◆ Set problem A ◆
According to the text on tourism in Odisha, which lake is Asia's largest brackish water lake?
--- start Selection ---
Tourism in Odisha is one of the main contributors to the Economy of Odisha, India, with a  long coastline, mountains, lakes, natural biodiversity and rivers. Odisha is one of the major tourism sectors of India, with various tourists' attractions, ranging from wildlife reserves, beaches, temples, monuments, the arts and festivals. Other than wildlife reserves, beaches, temples, monuments, the arts and festivals, the Odisha Tourism Development Corporation, a Public Sector Undertaking of Government of Odisha, is also developing tourism sector of Odisha and India.

Monuments

Temples
The major temples of Odisha are present in Ekamra Kshetra or the temple city of Bhubaneswar, Puri, Jajpur and Ganjam.

Some other temples in the state includes,

Buddhist monuments
 Dhauli
 Lalitgiri
 Pushpagiri
 Ratnagiri
 Udayagiri

Jain monuments
 Udayagiri and Khandagiri Caves

Forts
 Barabati Fort
 Chudanga Gada
 Raibania Fort
 Sisupalgarh

Flora and fauna

Lakes
 
 Chilka Lake: at the mouth of the Daya River, is Asia's largest brackish water lake and second largest brackish water lake in the world.  A bird sanctuary for millions of migratory birds, and is also noted for its population of Irrawaddy dolphins (Orcaella brevirostris), the only known population of Irrawaddy dolphins in India. It is one of only two lagoons in the world that are home to these species.
 Tampara Lake: Tampara Lake is one of the largest fresh water lakes in the state near Berhampur. The beautiful lake & the nearby Chilika Lagoon highlight the ecological diversity Odisha is blessed with. While Tampara is a fresh water lake, Chilika is a brackish water lagoon.
 Kanjia Lake: Lake inside the Nandankanan Zoological Park known for boat riding and scenic beauty situated at Bhubaneswar, Odisha, India. 
 Anshupa Lake: a horseshoe shaped fresh water lake on the left bank of the Mahanadi River, opposite Banki in Cuttack district, Odisha, India. Anshupa Lake in Banki is 40 km from the city of Cuttack, which also acts as a shelter for the migratory birds in the wintry weather season.

Waterfalls
 Badaghagara Waterfall
 Barehipani Falls
 Devkund Waterfall
 Duduma Waterfalls
 Joranda Falls
 Khandadhar Falls, Kendujhar
 Khandadhar Falls, Sundagarh
 Koilighugar Waterfall
 Sanaghagara Waterfall

Hot springs
 Atri
 Deulajhari
 Taptapani
 Tarabalo

Wildlife

Odisha is a remarkable place as it is the home to the royal Bengal tiger, consisting of many sanctuaries and natural scenic spots.
--- end Selection ---
--- start Supplied material ---
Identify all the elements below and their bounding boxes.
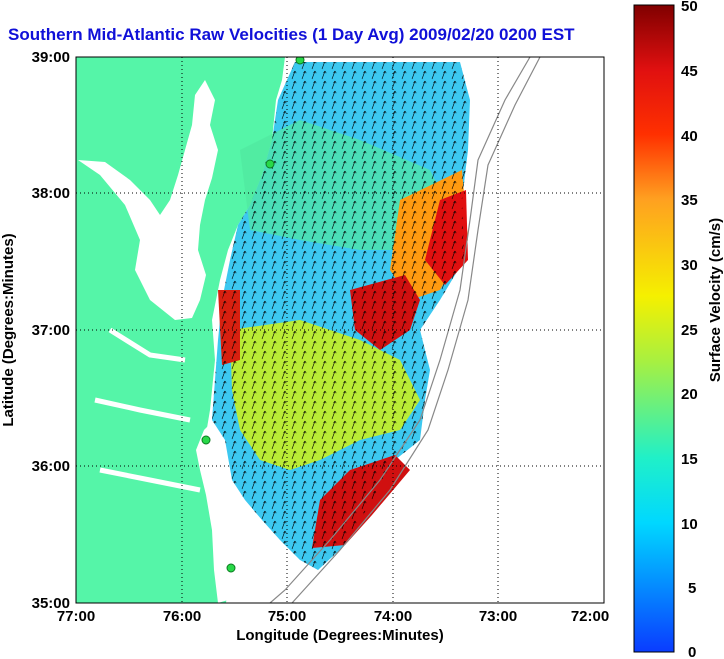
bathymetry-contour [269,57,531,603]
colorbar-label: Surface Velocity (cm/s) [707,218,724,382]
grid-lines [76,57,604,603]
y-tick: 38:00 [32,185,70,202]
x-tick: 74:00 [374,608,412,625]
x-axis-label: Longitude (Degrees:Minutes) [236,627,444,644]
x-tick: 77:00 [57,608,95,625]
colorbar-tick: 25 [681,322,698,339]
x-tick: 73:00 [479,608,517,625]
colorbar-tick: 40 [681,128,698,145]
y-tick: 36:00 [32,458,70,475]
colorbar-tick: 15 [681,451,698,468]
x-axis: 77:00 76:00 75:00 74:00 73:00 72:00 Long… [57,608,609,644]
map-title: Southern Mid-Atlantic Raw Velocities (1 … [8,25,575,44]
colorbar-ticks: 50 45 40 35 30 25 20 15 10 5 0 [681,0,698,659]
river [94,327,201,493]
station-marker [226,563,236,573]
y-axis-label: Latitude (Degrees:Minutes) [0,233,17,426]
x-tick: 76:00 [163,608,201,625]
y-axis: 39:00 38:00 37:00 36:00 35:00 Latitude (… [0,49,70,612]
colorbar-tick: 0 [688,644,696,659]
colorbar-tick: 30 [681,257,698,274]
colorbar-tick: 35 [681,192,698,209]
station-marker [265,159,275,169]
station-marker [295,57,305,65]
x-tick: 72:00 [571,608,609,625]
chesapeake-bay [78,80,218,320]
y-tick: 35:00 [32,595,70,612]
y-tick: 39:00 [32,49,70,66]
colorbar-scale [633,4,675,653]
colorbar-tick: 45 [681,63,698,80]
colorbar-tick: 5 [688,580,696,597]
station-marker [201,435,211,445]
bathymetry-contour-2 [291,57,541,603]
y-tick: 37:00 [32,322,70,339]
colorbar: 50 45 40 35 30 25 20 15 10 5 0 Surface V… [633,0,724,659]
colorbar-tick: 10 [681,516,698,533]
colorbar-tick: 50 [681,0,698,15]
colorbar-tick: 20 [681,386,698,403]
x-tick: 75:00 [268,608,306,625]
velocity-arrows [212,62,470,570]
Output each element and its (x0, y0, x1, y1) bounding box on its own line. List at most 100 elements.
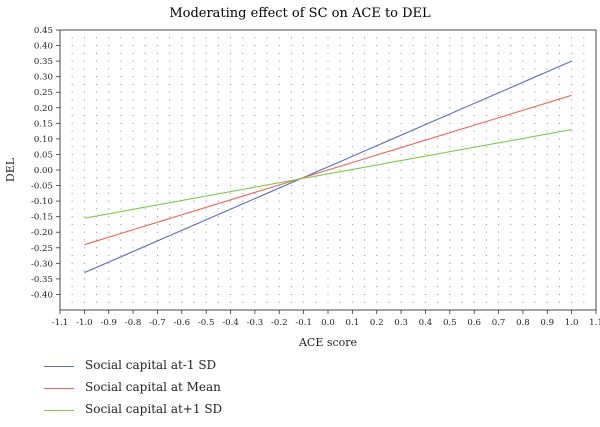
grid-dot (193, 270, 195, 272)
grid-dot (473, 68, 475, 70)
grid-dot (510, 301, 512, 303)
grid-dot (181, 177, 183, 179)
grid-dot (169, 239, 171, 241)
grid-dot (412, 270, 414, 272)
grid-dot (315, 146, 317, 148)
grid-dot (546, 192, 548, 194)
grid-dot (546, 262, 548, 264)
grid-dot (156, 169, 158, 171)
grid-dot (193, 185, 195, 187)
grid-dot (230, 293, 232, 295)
--- end Supplied material ---
◆ Set problem B ◆
Copy out everything in the records from the line containing "grid-dot (193, 270, 195, 272)" down through the last line of the records, both ends included.

◆ Task response A ◆
Chilka Lake

◆ Task response B ◆
grid-dot (193, 270, 195, 272)
grid-dot (473, 68, 475, 70)
grid-dot (510, 301, 512, 303)
grid-dot (181, 177, 183, 179)
grid-dot (169, 239, 171, 241)
grid-dot (412, 270, 414, 272)
grid-dot (315, 146, 317, 148)
grid-dot (546, 192, 548, 194)
grid-dot (546, 262, 548, 264)
grid-dot (156, 169, 158, 171)
grid-dot (193, 185, 195, 187)
grid-dot (230, 293, 232, 295)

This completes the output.